>> begin

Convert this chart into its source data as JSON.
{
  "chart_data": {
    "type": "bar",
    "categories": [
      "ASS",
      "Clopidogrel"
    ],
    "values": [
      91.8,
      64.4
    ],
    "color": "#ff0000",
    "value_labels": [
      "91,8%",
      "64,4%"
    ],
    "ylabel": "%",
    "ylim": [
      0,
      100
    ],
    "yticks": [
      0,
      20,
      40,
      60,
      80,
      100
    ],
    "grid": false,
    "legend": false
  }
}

>> end

EXERCISE PROMPT: Print the whole listing again, exactly.

FULL SOLUTION:
Convert this chart into its source data as JSON.
{
  "chart_data": {
    "type": "bar",
    "categories": [
      "ASS",
      "Clopidogrel"
    ],
    "values": [
      91.8,
      64.4
    ],
    "color": "#ff0000",
    "value_labels": [
      "91,8%",
      "64,4%"
    ],
    "ylabel": "%",
    "ylim": [
      0,
      100
    ],
    "yticks": [
      0,
      20,
      40,
      60,
      80,
      100
    ],
    "grid": false,
    "legend": false
  }
}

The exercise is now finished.